» **Dataset entries**:
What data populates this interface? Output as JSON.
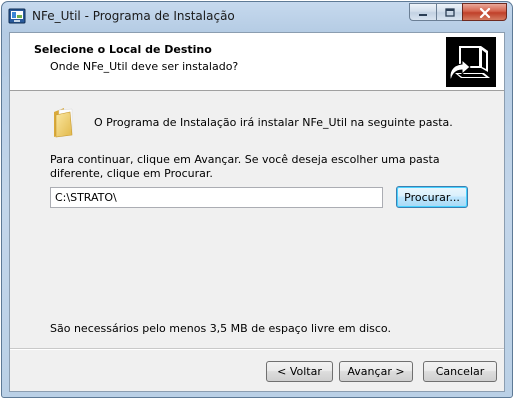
{
  "window": {
    "title": "NFe_Util - Programa de Instalação",
    "minimize_icon": "minimize-icon",
    "maximize_icon": "maximize-icon",
    "close_icon": "close-icon"
  },
  "header": {
    "title": "Selecione o Local de Destino",
    "subtitle": "Onde NFe_Util deve ser instalado?",
    "graphic_icon": "installer-computer-icon"
  },
  "body": {
    "folder_icon": "folder-icon",
    "intro": "O Programa de Instalação irá instalar NFe_Util na seguinte pasta.",
    "instruction": "Para continuar, clique em Avançar. Se você deseja escolher uma pasta diferente, clique em Procurar.",
    "path_value": "C:\\STRATO\\",
    "browse_label": "Procurar...",
    "space_required": "São necessários pelo menos 3,5 MB de espaço livre em disco."
  },
  "footer": {
    "back_label": "< Voltar",
    "next_label": "Avançar >",
    "cancel_label": "Cancelar"
  },
  "colors": {
    "header_bg": "#ffffff",
    "client_bg": "#f0f0f0",
    "close_button": "#c0402a",
    "focus_border": "#3c7fb1"
  }
}
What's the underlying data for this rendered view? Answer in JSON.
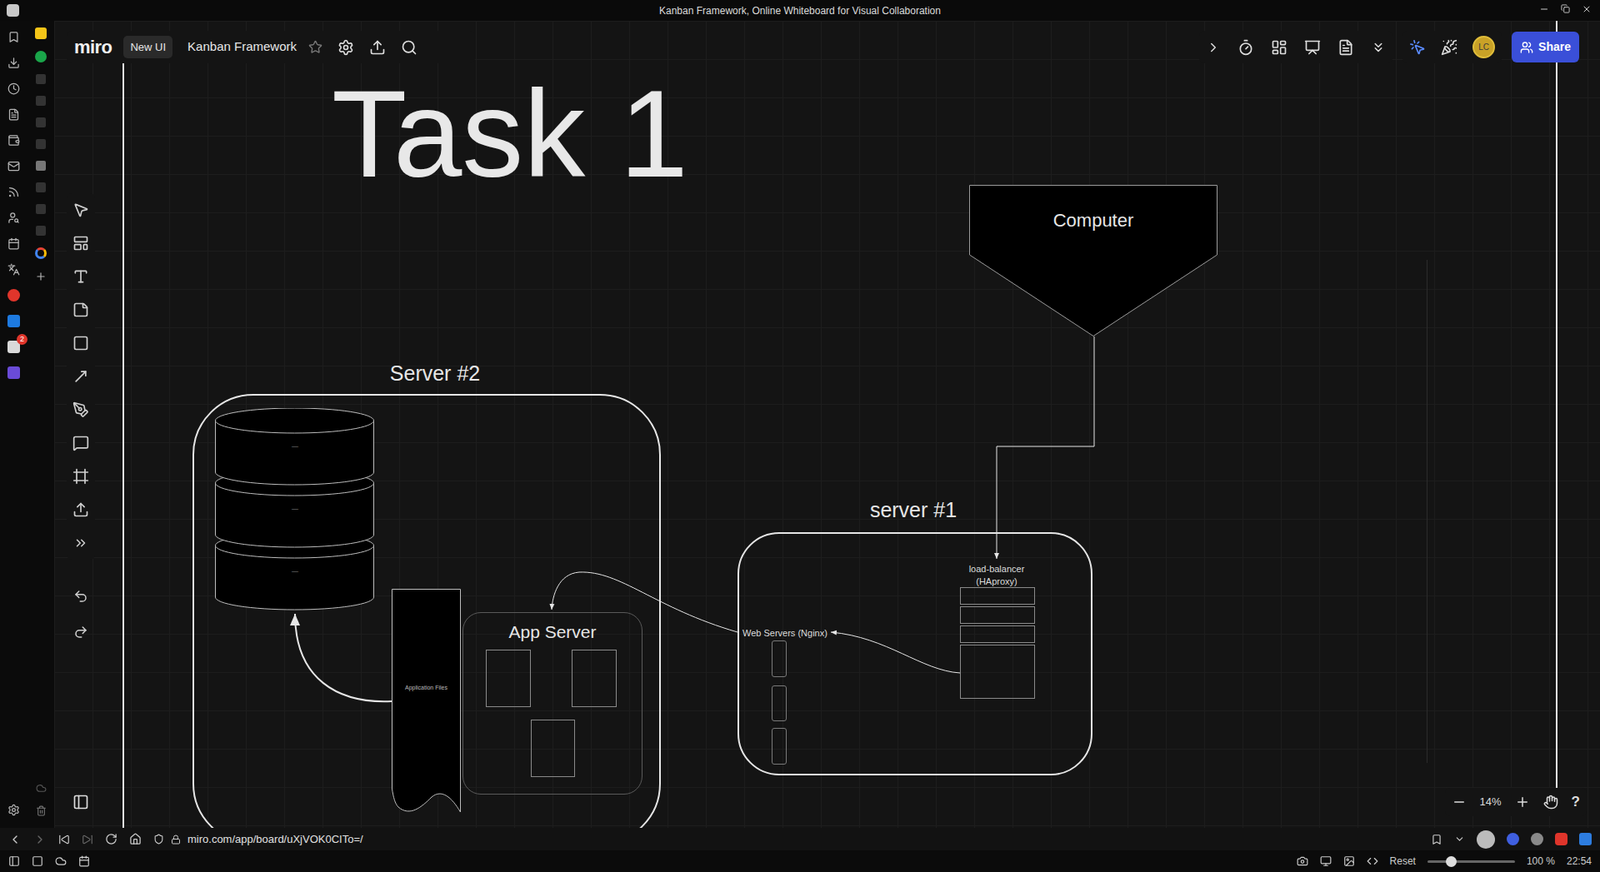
{
  "window": {
    "title": "Kanban Framework, Online Whiteboard for Visual Collaboration"
  },
  "sidebar": {
    "badge": "2"
  },
  "toolbar": {
    "logo": "miro",
    "badge": "New UI",
    "board_name": "Kanban Framework",
    "starred": false,
    "avatar": "LC",
    "share": "Share"
  },
  "canvas": {
    "frame_title": "Task 1",
    "computer": "Computer",
    "server2": {
      "label": "Server #2",
      "db_discs": [
        "—",
        "—",
        "—"
      ],
      "files": "Application Files",
      "app_server": "App Server"
    },
    "server1": {
      "label": "server #1",
      "load_balancer": [
        "load-balancer",
        "(HAproxy)"
      ],
      "web_servers": "Web Servers (Nginx)"
    }
  },
  "zoom": {
    "level": "14%",
    "help": "?"
  },
  "address_bar": {
    "url": "miro.com/app/board/uXjVOK0CITo=/"
  },
  "status_bar": {
    "reset": "Reset",
    "zoom": "100 %",
    "time": "22:54"
  }
}
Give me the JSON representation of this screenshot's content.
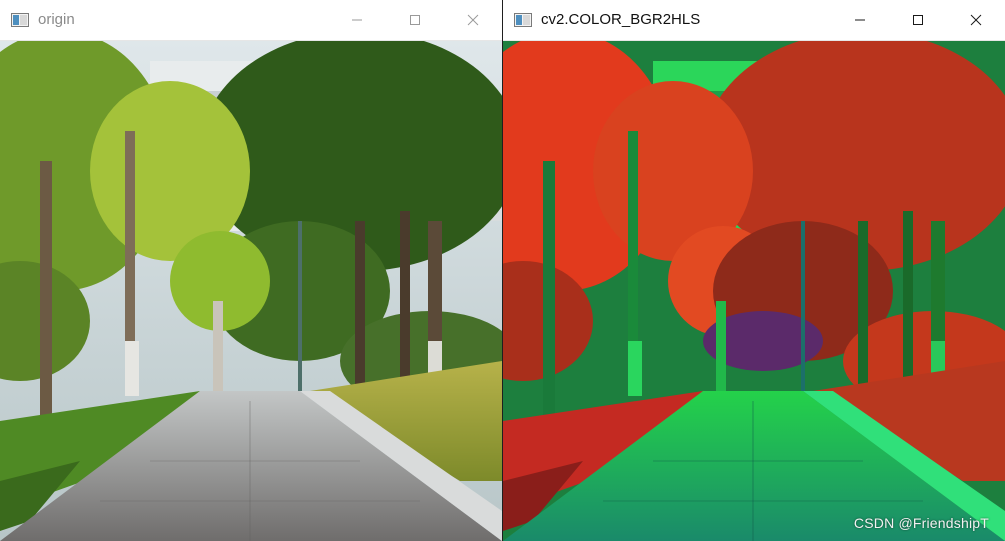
{
  "windows": {
    "left": {
      "title": "origin",
      "controls": [
        "minimize",
        "maximize",
        "close"
      ]
    },
    "right": {
      "title": "cv2.COLOR_BGR2HLS",
      "controls": [
        "minimize",
        "maximize",
        "close"
      ],
      "watermark": "CSDN @FriendshipT"
    }
  },
  "icons": {
    "app": "window-app-icon",
    "minimize": "minimize-icon",
    "maximize": "maximize-icon",
    "close": "close-icon"
  },
  "colors": {
    "titlebar_bg": "#ffffff",
    "inactive_title": "#8a8a8a",
    "active_title": "#111111",
    "origin_palette": [
      "#6f9a2a",
      "#2f5a1a",
      "#a9b8b9",
      "#c6d56c"
    ],
    "hls_palette": [
      "#e23a1d",
      "#23c63a",
      "#1ea07b",
      "#8e2a1a"
    ]
  }
}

» **Instructions for the task**: Reproduce the entries above exactly. Do not include the images.

» **Reply**:
What data populates this interface? Output as JSON.
{
  "window": {
    "title": "NFe_Util - Programa de Instalação",
    "minimize_icon": "minimize-icon",
    "maximize_icon": "maximize-icon",
    "close_icon": "close-icon"
  },
  "header": {
    "title": "Selecione o Local de Destino",
    "subtitle": "Onde NFe_Util deve ser instalado?",
    "graphic_icon": "installer-computer-icon"
  },
  "body": {
    "folder_icon": "folder-icon",
    "intro": "O Programa de Instalação irá instalar NFe_Util na seguinte pasta.",
    "instruction": "Para continuar, clique em Avançar. Se você deseja escolher uma pasta diferente, clique em Procurar.",
    "path_value": "C:\\STRATO\\",
    "browse_label": "Procurar...",
    "space_required": "São necessários pelo menos 3,5 MB de espaço livre em disco."
  },
  "footer": {
    "back_label": "< Voltar",
    "next_label": "Avançar >",
    "cancel_label": "Cancelar"
  },
  "colors": {
    "header_bg": "#ffffff",
    "client_bg": "#f0f0f0",
    "close_button": "#c0402a",
    "focus_border": "#3c7fb1"
  }
}
What's the underlying data for this rendered view? Answer in JSON.
{
  "window": {
    "title": "Kanban Framework, Online Whiteboard for Visual Collaboration"
  },
  "sidebar": {
    "badge": "2"
  },
  "toolbar": {
    "logo": "miro",
    "badge": "New UI",
    "board_name": "Kanban Framework",
    "starred": false,
    "avatar": "LC",
    "share": "Share"
  },
  "canvas": {
    "frame_title": "Task 1",
    "computer": "Computer",
    "server2": {
      "label": "Server #2",
      "db_discs": [
        "—",
        "—",
        "—"
      ],
      "files": "Application Files",
      "app_server": "App Server"
    },
    "server1": {
      "label": "server #1",
      "load_balancer": [
        "load-balancer",
        "(HAproxy)"
      ],
      "web_servers": "Web Servers (Nginx)"
    }
  },
  "zoom": {
    "level": "14%",
    "help": "?"
  },
  "address_bar": {
    "url": "miro.com/app/board/uXjVOK0CITo=/"
  },
  "status_bar": {
    "reset": "Reset",
    "zoom": "100 %",
    "time": "22:54"
  }
}
Give me the JSON representation of this screenshot's content.
{
  "windows": {
    "left": {
      "title": "origin",
      "controls": [
        "minimize",
        "maximize",
        "close"
      ]
    },
    "right": {
      "title": "cv2.COLOR_BGR2HLS",
      "controls": [
        "minimize",
        "maximize",
        "close"
      ],
      "watermark": "CSDN @FriendshipT"
    }
  },
  "icons": {
    "app": "window-app-icon",
    "minimize": "minimize-icon",
    "maximize": "maximize-icon",
    "close": "close-icon"
  },
  "colors": {
    "titlebar_bg": "#ffffff",
    "inactive_title": "#8a8a8a",
    "active_title": "#111111",
    "origin_palette": [
      "#6f9a2a",
      "#2f5a1a",
      "#a9b8b9",
      "#c6d56c"
    ],
    "hls_palette": [
      "#e23a1d",
      "#23c63a",
      "#1ea07b",
      "#8e2a1a"
    ]
  }
}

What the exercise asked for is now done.